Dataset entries
--- begin ---
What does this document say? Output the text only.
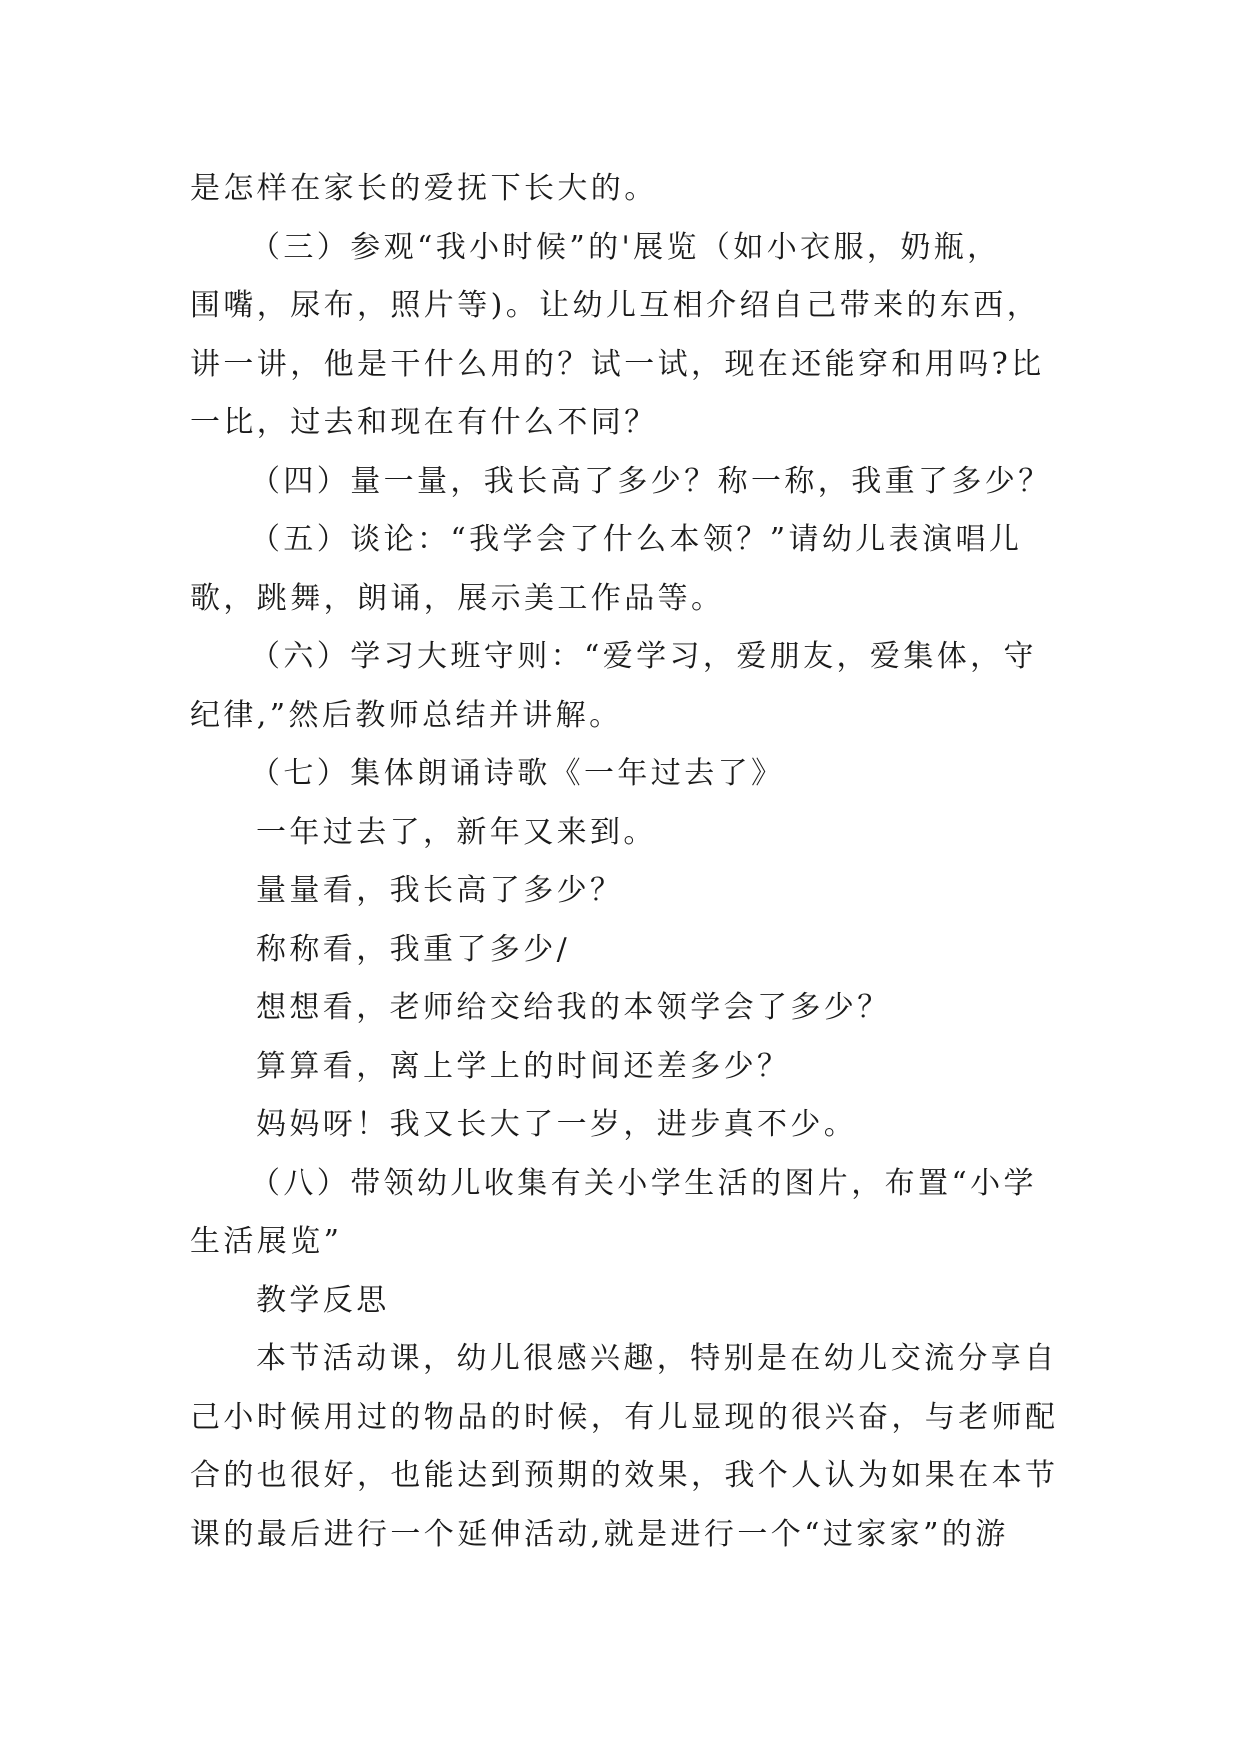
是怎样在家长的爱抚下长大的。
（三）参观“我小时候”的'展览（如小衣服，奶瓶，
围嘴，尿布，照片等)。让幼儿互相介绍自己带来的东西，
讲一讲，他是干什么用的？试一试，现在还能穿和用吗?比
一比，过去和现在有什么不同？
（四）量一量，我长高了多少？称一称，我重了多少？
（五）谈论：“我学会了什么本领？”请幼儿表演唱儿
歌，跳舞，朗诵，展示美工作品等。
（六）学习大班守则：“爱学习，爱朋友，爱集体，守
纪律,”然后教师总结并讲解。
（七）集体朗诵诗歌《一年过去了》
一年过去了，新年又来到。
量量看，我长高了多少？
称称看，我重了多少/
想想看，老师给交给我的本领学会了多少？
算算看，离上学上的时间还差多少？
妈妈呀！我又长大了一岁，进步真不少。
（八）带领幼儿收集有关小学生活的图片，布置“小学
生活展览”
教学反思
本节活动课，幼儿很感兴趣，特别是在幼儿交流分享自
己小时候用过的物品的时候，有儿显现的很兴奋，与老师配
合的也很好，也能达到预期的效果，我个人认为如果在本节
课的最后进行一个延伸活动,就是进行一个“过家家”的游
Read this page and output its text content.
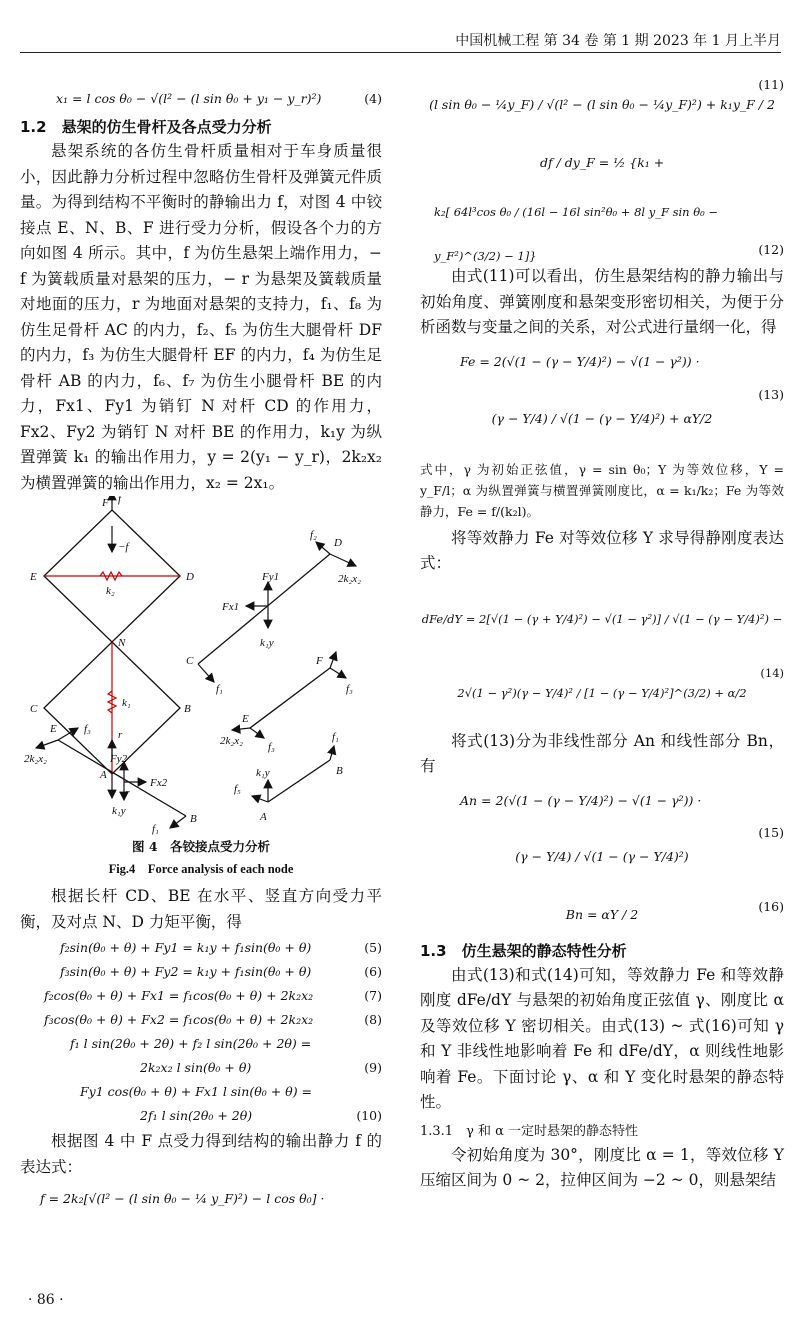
中国机械工程 第 34 卷 第 1 期 2023 年 1 月上半月
x₁ = l cos θ₀ − √(l² − (l sin θ₀ + y₁ − y_r)²)	(4)
1.2　悬架的仿生骨杆及各点受力分析

悬架系统的各仿生骨杆质量相对于车身质量很小，因此静力分析过程中忽略仿生骨杆及弹簧元件质量。为得到结构不平衡时的静输出力 f，对图 4 中铰接点 E、N、B、F 进行受力分析，假设各个力的方向如图 4 所示。其中，f 为仿生悬架上端作用力，− f 为簧载质量对悬架的压力，− r 为悬架及簧载质量对地面的压力，r 为地面对悬架的支持力，f₁、f₈ 为仿生足骨杆 AC 的内力，f₂、f₅ 为仿生大腿骨杆 DF 的内力，f₃ 为仿生大腿骨杆 EF 的内力，f₄ 为仿生足骨杆 AB 的内力，f₆、f₇ 为仿生小腿骨杆 BE 的内力，Fx1、Fy1 为销钉 N 对杆 CD 的作用力，Fx2、Fy2 为销钉 N 对杆 BE 的作用力，k₁y 为纵置弹簧 k₁ 的输出作用力，y = 2(y₁ − y_r)，2k₂x₂ 为横置弹簧的输出作用力，x₂ = 2x₁。

F f
−f
E	D
k₂
N
C	B
k₁
r
A
−r
f₂
D
2k₂x₂
Fy1
Fx1
k₁y
C
f₁
F
f₃
E
2k₂x₂ f₃
B
f₁
k₁y
f₅
A
E f₃
2k₂x₂	Fy2
Fx2
k₁y
f₁
B
图 4　各铰接点受力分析
Fig.4　Force analysis of each node

根据长杆 CD、BE 在水平、竖直方向受力平衡，及对点 N、D 力矩平衡，得

f₂sin(θ₀ + θ) + Fy1 = k₁y + f₁sin(θ₀ + θ)	(5)
f₃sin(θ₀ + θ) + Fy2 = k₁y + f₁sin(θ₀ + θ)	(6)
f₂cos(θ₀ + θ) + Fx1 = f₁cos(θ₀ + θ) + 2k₂x₂	(7)
f₃cos(θ₀ + θ) + Fx2 = f₁cos(θ₀ + θ) + 2k₂x₂	(8)
f₁ l sin(2θ₀ + 2θ) + f₂ l sin(2θ₀ + 2θ) =
2k₂x₂ l sin(θ₀ + θ)	(9)
Fy1 cos(θ₀ + θ) + Fx1 l sin(θ₀ + θ) =
2f₁ l sin(2θ₀ + 2θ)	(10)

根据图 4 中 F 点受力得到结构的输出静力 f 的表达式：

f = 2k₂[√(l² − (l sin θ₀ − ¼ y_F)²) − l cos θ₀] ·
(l sin θ₀ − ¼y_F) / √(l² − (l sin θ₀ − ¼y_F)²) + k₁y_F / 2
(11)
df / dy_F = ½ {k₁ +
k₂[ 64l³cos θ₀ / (16l − 16l sin²θ₀ + 8l y_F sin θ₀ − y_F²)^(3/2) − 1]}	(12)

由式(11)可以看出，仿生悬架结构的静力输出与初始角度、弹簧刚度和悬架变形密切相关，为便于分析函数与变量之间的关系，对公式进行量纲一化，得

Fe = 2(√(1 − (γ − Y/4)²) − √(1 − γ²)) ·
(γ − Y/4) / √(1 − (γ − Y/4)²) + αY/2
(13)
式中，γ 为初始正弦值，γ = sin θ₀；Y 为等效位移，Y = y_F/l；α 为纵置弹簧与横置弹簧刚度比，α = k₁/k₂；Fe 为等效静力，Fe = f/(k₂l)。

将等效静力 Fe 对等效位移 Y 求导得静刚度表达式：

dFe/dY = 2[√(1 − (γ + Y/4)²) − √(1 − γ²)] / √(1 − (γ − Y/4)²) −
2√(1 − γ²)(γ − Y/4)² / [1 − (γ − Y/4)²]^(3/2) + α/2
(14)

将式(13)分为非线性部分 An 和线性部分 Bn，有

An = 2(√(1 − (γ − Y/4)²) − √(1 − γ²)) ·
(γ − Y/4) / √(1 − (γ − Y/4)²)
(15)
Bn = αY / 2
(16)
1.3　仿生悬架的静态特性分析

由式(13)和式(14)可知，等效静力 Fe 和等效静刚度 dFe/dY 与悬架的初始角度正弦值 γ、刚度比 α 及等效位移 Y 密切相关。由式(13) ~ 式(16)可知 γ 和 Y 非线性地影响着 Fe 和 dFe/dY，α 则线性地影响着 Fe。下面讨论 γ、α 和 Y 变化时悬架的静态特性。

1.3.1　γ 和 α 一定时悬架的静态特性

令初始角度为 30°，刚度比 α = 1，等效位移 Y 压缩区间为 0 ~ 2，拉伸区间为 −2 ~ 0，则悬架结

· 86 ·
--- end ---
WHAT IS EXPECTED: Make an exact copy of the data, leaving its pictures out.

SOLVED EXERCISE:
What does this document say? Output the text only.
是怎样在家长的爱抚下长大的。
（三）参观“我小时候”的'展览（如小衣服，奶瓶，
围嘴，尿布，照片等)。让幼儿互相介绍自己带来的东西，
讲一讲，他是干什么用的？试一试，现在还能穿和用吗?比
一比，过去和现在有什么不同？
（四）量一量，我长高了多少？称一称，我重了多少？
（五）谈论：“我学会了什么本领？”请幼儿表演唱儿
歌，跳舞，朗诵，展示美工作品等。
（六）学习大班守则：“爱学习，爱朋友，爱集体，守
纪律,”然后教师总结并讲解。
（七）集体朗诵诗歌《一年过去了》
一年过去了，新年又来到。
量量看，我长高了多少？
称称看，我重了多少/
想想看，老师给交给我的本领学会了多少？
算算看，离上学上的时间还差多少？
妈妈呀！我又长大了一岁，进步真不少。
（八）带领幼儿收集有关小学生活的图片，布置“小学
生活展览”
教学反思
本节活动课，幼儿很感兴趣，特别是在幼儿交流分享自
己小时候用过的物品的时候，有儿显现的很兴奋，与老师配
合的也很好，也能达到预期的效果，我个人认为如果在本节
课的最后进行一个延伸活动,就是进行一个“过家家”的游
Read this page and output its text content.
中国机械工程 第 34 卷 第 1 期 2023 年 1 月上半月
x₁ = l cos θ₀ − √(l² − (l sin θ₀ + y₁ − y_r)²)	(4)
1.2　悬架的仿生骨杆及各点受力分析

悬架系统的各仿生骨杆质量相对于车身质量很小，因此静力分析过程中忽略仿生骨杆及弹簧元件质量。为得到结构不平衡时的静输出力 f，对图 4 中铰接点 E、N、B、F 进行受力分析，假设各个力的方向如图 4 所示。其中，f 为仿生悬架上端作用力，− f 为簧载质量对悬架的压力，− r 为悬架及簧载质量对地面的压力，r 为地面对悬架的支持力，f₁、f₈ 为仿生足骨杆 AC 的内力，f₂、f₅ 为仿生大腿骨杆 DF 的内力，f₃ 为仿生大腿骨杆 EF 的内力，f₄ 为仿生足骨杆 AB 的内力，f₆、f₇ 为仿生小腿骨杆 BE 的内力，Fx1、Fy1 为销钉 N 对杆 CD 的作用力，Fx2、Fy2 为销钉 N 对杆 BE 的作用力，k₁y 为纵置弹簧 k₁ 的输出作用力，y = 2(y₁ − y_r)，2k₂x₂ 为横置弹簧的输出作用力，x₂ = 2x₁。

F f
−f
E	D
k₂
N
C	B
k₁
r
A
−r
f₂
D
2k₂x₂
Fy1
Fx1
k₁y
C
f₁
F
f₃
E
2k₂x₂ f₃
B
f₁
k₁y
f₅
A
E f₃
2k₂x₂	Fy2
Fx2
k₁y
f₁
B
图 4　各铰接点受力分析
Fig.4　Force analysis of each node

根据长杆 CD、BE 在水平、竖直方向受力平衡，及对点 N、D 力矩平衡，得

f₂sin(θ₀ + θ) + Fy1 = k₁y + f₁sin(θ₀ + θ)	(5)
f₃sin(θ₀ + θ) + Fy2 = k₁y + f₁sin(θ₀ + θ)	(6)
f₂cos(θ₀ + θ) + Fx1 = f₁cos(θ₀ + θ) + 2k₂x₂	(7)
f₃cos(θ₀ + θ) + Fx2 = f₁cos(θ₀ + θ) + 2k₂x₂	(8)
f₁ l sin(2θ₀ + 2θ) + f₂ l sin(2θ₀ + 2θ) =
2k₂x₂ l sin(θ₀ + θ)	(9)
Fy1 cos(θ₀ + θ) + Fx1 l sin(θ₀ + θ) =
2f₁ l sin(2θ₀ + 2θ)	(10)

根据图 4 中 F 点受力得到结构的输出静力 f 的表达式：

f = 2k₂[√(l² − (l sin θ₀ − ¼ y_F)²) − l cos θ₀] ·
(l sin θ₀ − ¼y_F) / √(l² − (l sin θ₀ − ¼y_F)²) + k₁y_F / 2
(11)
df / dy_F = ½ {k₁ +
k₂[ 64l³cos θ₀ / (16l − 16l sin²θ₀ + 8l y_F sin θ₀ − y_F²)^(3/2) − 1]}	(12)

由式(11)可以看出，仿生悬架结构的静力输出与初始角度、弹簧刚度和悬架变形密切相关，为便于分析函数与变量之间的关系，对公式进行量纲一化，得

Fe = 2(√(1 − (γ − Y/4)²) − √(1 − γ²)) ·
(γ − Y/4) / √(1 − (γ − Y/4)²) + αY/2
(13)
式中，γ 为初始正弦值，γ = sin θ₀；Y 为等效位移，Y = y_F/l；α 为纵置弹簧与横置弹簧刚度比，α = k₁/k₂；Fe 为等效静力，Fe = f/(k₂l)。

将等效静力 Fe 对等效位移 Y 求导得静刚度表达式：

dFe/dY = 2[√(1 − (γ + Y/4)²) − √(1 − γ²)] / √(1 − (γ − Y/4)²) −
2√(1 − γ²)(γ − Y/4)² / [1 − (γ − Y/4)²]^(3/2) + α/2
(14)

将式(13)分为非线性部分 An 和线性部分 Bn，有

An = 2(√(1 − (γ − Y/4)²) − √(1 − γ²)) ·
(γ − Y/4) / √(1 − (γ − Y/4)²)
(15)
Bn = αY / 2
(16)
1.3　仿生悬架的静态特性分析

由式(13)和式(14)可知，等效静力 Fe 和等效静刚度 dFe/dY 与悬架的初始角度正弦值 γ、刚度比 α 及等效位移 Y 密切相关。由式(13) ~ 式(16)可知 γ 和 Y 非线性地影响着 Fe 和 dFe/dY，α 则线性地影响着 Fe。下面讨论 γ、α 和 Y 变化时悬架的静态特性。

1.3.1　γ 和 α 一定时悬架的静态特性

令初始角度为 30°，刚度比 α = 1，等效位移 Y 压缩区间为 0 ~ 2，拉伸区间为 −2 ~ 0，则悬架结

· 86 ·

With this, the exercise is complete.